▶ [YOUR INSTRUCTIONS]
Determine how many lines carry the word "week". Output that number only.

▶ [RECORD SET]

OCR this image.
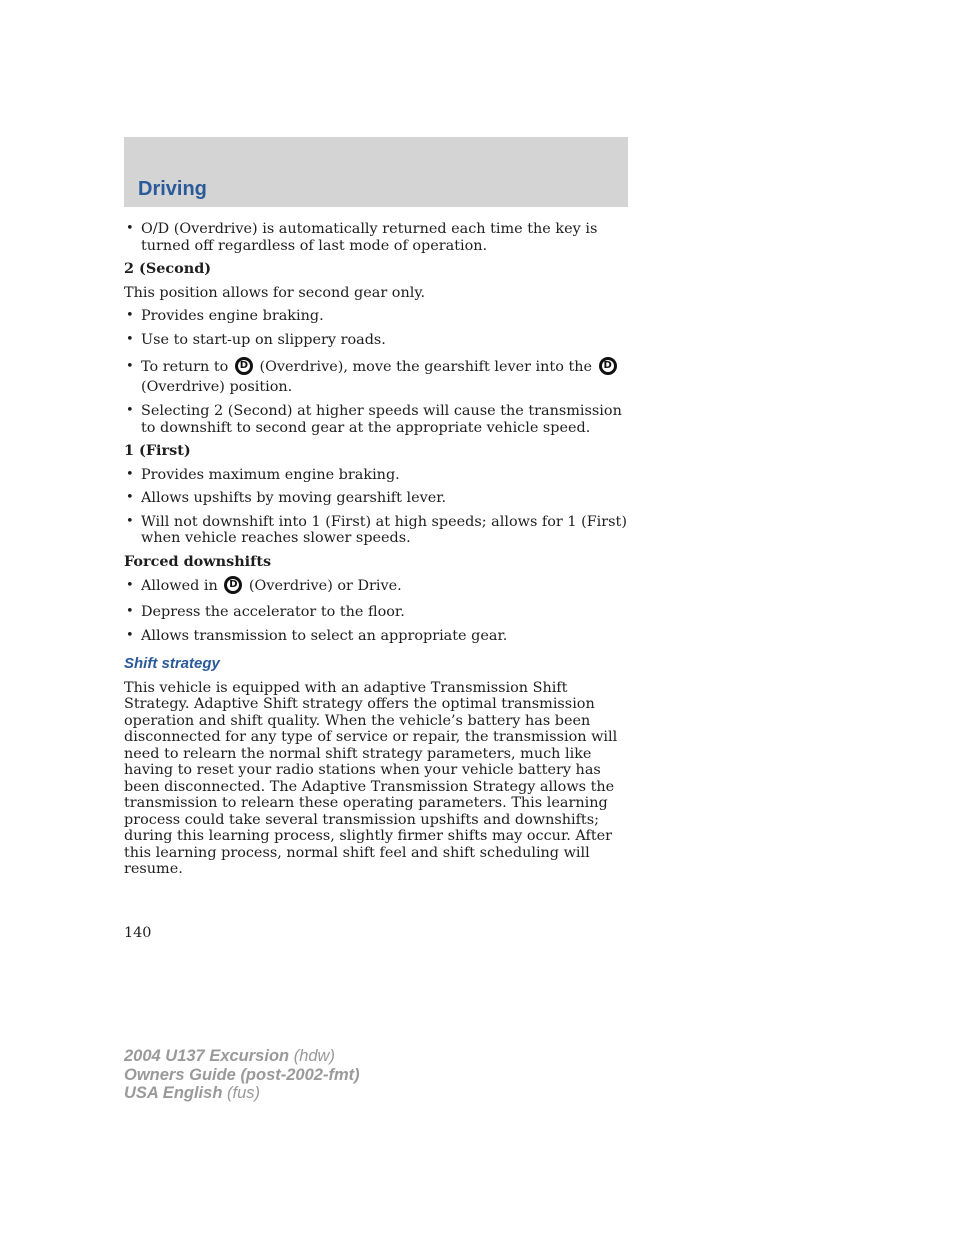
Driving

• O/D (Overdrive) is automatically returned each time the key is turned off regardless of last mode of operation.

2 (Second)

This position allows for second gear only.

• Provides engine braking.

• Use to start-up on slippery roads.

• To return to	D (Overdrive), move the gearshift lever into the	D
(Overdrive) position.

• Selecting 2 (Second) at higher speeds will cause the transmission to downshift to second gear at the appropriate vehicle speed.

1 (First)

• Provides maximum engine braking.

• Allows upshifts by moving gearshift lever.

• Will not downshift into 1 (First) at high speeds; allows for 1 (First) when vehicle reaches slower speeds.

Forced downshifts

• Allowed in	D (Overdrive) or Drive.

• Depress the accelerator to the floor.

• Allows transmission to select an appropriate gear.

Shift strategy

This vehicle is equipped with an adaptive Transmission Shift Strategy. Adaptive Shift strategy offers the optimal transmission operation and shift quality. When the vehicle’s battery has been disconnected for any type of service or repair, the transmission will need to relearn the normal shift strategy parameters, much like having to reset your radio stations when your vehicle battery has been disconnected. The Adaptive Transmission Strategy allows the transmission to relearn these operating parameters. This learning process could take several transmission upshifts and downshifts; during this learning process, slightly firmer shifts may occur. After this learning process, normal shift feel and shift scheduling will resume.

140
2004 U137 Excursion (hdw)
Owners Guide (post-2002-fmt)
USA English (fus)
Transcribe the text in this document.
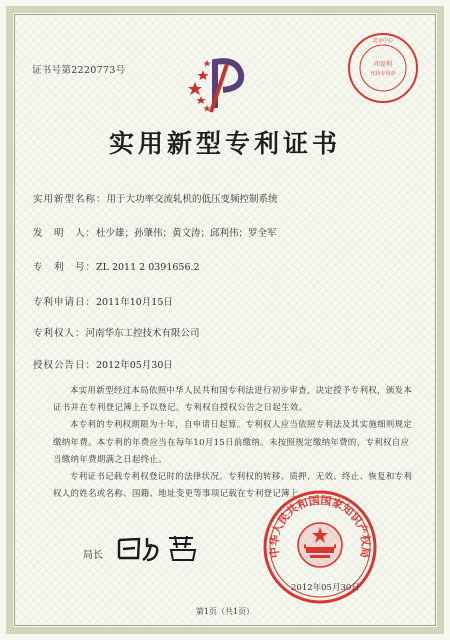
证书号第2220773号
印发利
代码专用章
北京中心
实用新型专利证书
实用新型名称：用于大功率交流轧机的低压变频控制系统
发　明　人：杜少雄；孙肇伟；黄文涛；邱利伟；罗全军
专　利　号：ZL 2011 2 0391656.2
专利申请日：2011年10月15日
专利权人：河南华东工控技术有限公司
授权公告日：2012年05月30日

本实用新型经过本局依照中华人民共和国专利法进行初步审查，决定授予专利权，颁发本证书并在专利登记簿上予以登记。专利权自授权公告之日起生效。

本专利的专利权期限为十年，自申请日起算。专利权人应当依照专利法及其实施细则规定缴纳年费。本专利的年费应当在每年10月15日前缴纳。未按照规定缴纳年费的，专利权自应当缴纳年费期满之日起终止。

专利证书记载专利权登记时的法律状况。专利权的转移、质押、无效、终止、恢复和专利权人的姓名或名称、国籍、地址变更等事项记载在专利登记簿上。

局长	中华人民共和国国家知识产权局
2012年05月30日
第1页（共1页）
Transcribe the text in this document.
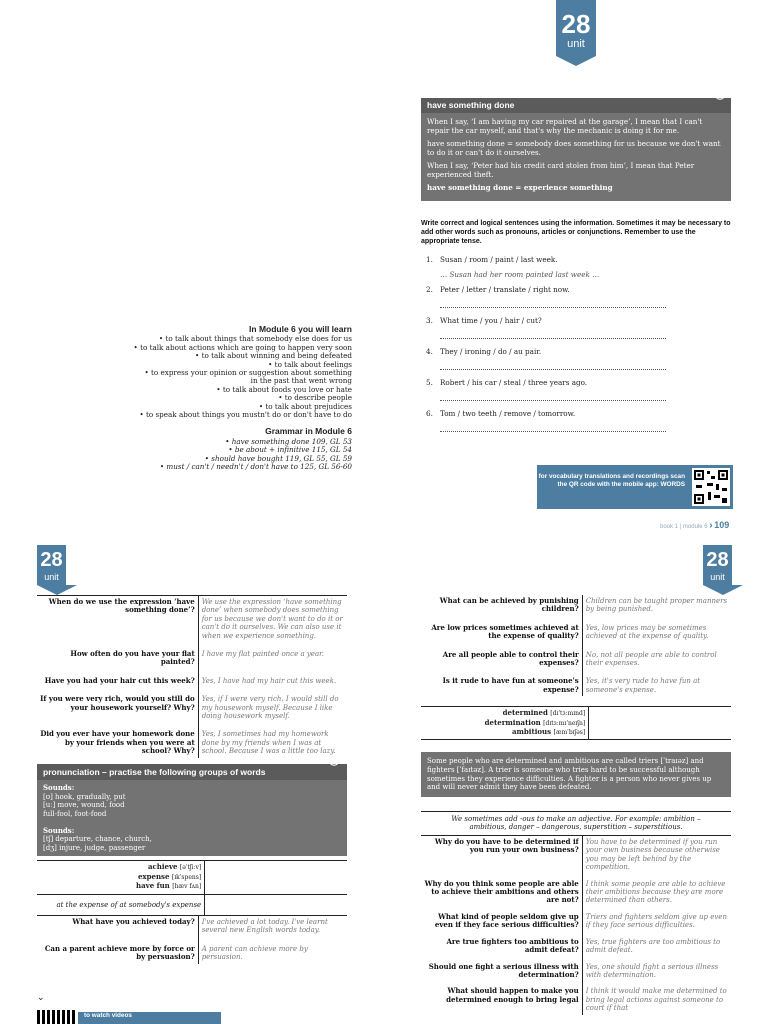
28
unit
have something done	︶

When I say, ‘I am having my car repaired at the garage’, I mean that I can't repair the car myself, and that's why the mechanic is doing it for me.

have something done = somebody does something for us because we don't want to do it or can't do it ourselves.

When I say, ‘Peter had his credit card stolen from him’, I mean that Peter experienced theft.

have something done = experience something

Write correct and logical sentences using the information. Sometimes it may be necessary to add other words such as pronouns, articles or conjunctions. Remember to use the appropriate tense.
1. Susan / room / paint / last week.
… Susan had her room painted last week …
2. Peter / letter / translate / right now.
3. What time / you / hair / cut?
4. They / ironing / do / au pair.
5. Robert / his car / steal / three years ago.
6. Tom / two teeth / remove / tomorrow.
In Module 6 you will learn
• to talk about things that somebody else does for us
• to talk about actions which are going to happen very soon
• to talk about winning and being defeated
• to talk about feelings
• to express your opinion or suggestion about something
in the past that went wrong
• to talk about foods you love or hate
• to describe people
• to talk about prejudices
• to speak about things you mustn't do or don't have to do
Grammar in Module 6
• have something done 109, GL 53
• be about + infinitive 115, GL 54
• should have bought 119, GL 55, GL 59
• must / can't / needn't / don't have to 125, GL 56-60
for vocabulary translations and recordings scan the QR code with the mobile app: WORDS
book 1 | module 6 › 109
28
unit
28
unit
When do we use the expression ‘have something done’?	We use the expression ‘have something done’ when somebody does something for us because we don't want to do it or can't do it ourselves. We can also use it when we experience something.
How often do you have your flat painted?	I have my flat painted once a year.
Have you had your hair cut this week?	Yes, I have had my hair cut this week.
If you were very rich, would you still do your housework yourself? Why?	Yes, if I were very rich, I would still do my housework myself. Because I like doing housework myself.
Did you ever have your homework done by your friends when you were at school? Why?	Yes, I sometimes had my homework done by my friends when I was at school. Because I was a little too lazy.
pronunciation – practise the following groups of words	︶
Sounds:
[ʊ] hook, gradually, put
[uː] move, wound, food
full-fool, foot-food
Sounds:
[tʃ] departure, chance, church,
[dʒ] injure, judge, passenger
achieve [əˈtʃiːv]
expense [ɪkˈspens]
have fun [hæv fʌn]
at the expense of at somebody's expense
What have you achieved today?	I've achieved a lot today. I've learnt several new English words today.
Can a parent achieve more by force or by persuasion?	A parent can achieve more by persuasion.
⌄
to watch videos
What can be achieved by punishing children?	Children can be taught proper manners by being punished.
Are low prices sometimes achieved at the expense of quality?	Yes, low prices may be sometimes achieved at the expense of quality.
Are all people able to control their expenses?	No, not all people are able to control their expenses.
Is it rude to have fun at someone's expense?	Yes, it's very rude to have fun at someone's expense.
determined [dɪˈtɜːmɪnd]
determination [dɪtɜːmɪˈneɪʃn]
ambitious [æmˈbɪʃəs]
Some people who are determined and ambitious are called triers [ˈtraɪəz] and fighters [ˈfaɪtəz]. A trier is someone who tries hard to be successful although sometimes they experience difficulties. A fighter is a person who never gives up and will never admit they have been defeated.
We sometimes add -ous to make an adjective. For example: ambition – ambitious, danger – dangerous, superstition – superstitious.
Why do you have to be determined if you run your own business?	You have to be determined if you run your own business because otherwise you may be left behind by the competition.
Why do you think some people are able to achieve their ambitions and others are not?	I think some people are able to achieve their ambitions because they are more determined than others.
What kind of people seldom give up even if they face serious difficulties?	Triers and fighters seldom give up even if they face serious difficulties.
Are true fighters too ambitious to admit defeat?	Yes, true fighters are too ambitious to admit defeat.
Should one fight a serious illness with determination?	Yes, one should fight a serious illness with determination.
What should happen to make you determined enough to bring legal	I think it would make me determined to bring legal actions against someone to court if that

▶ [TASK RESULT]
3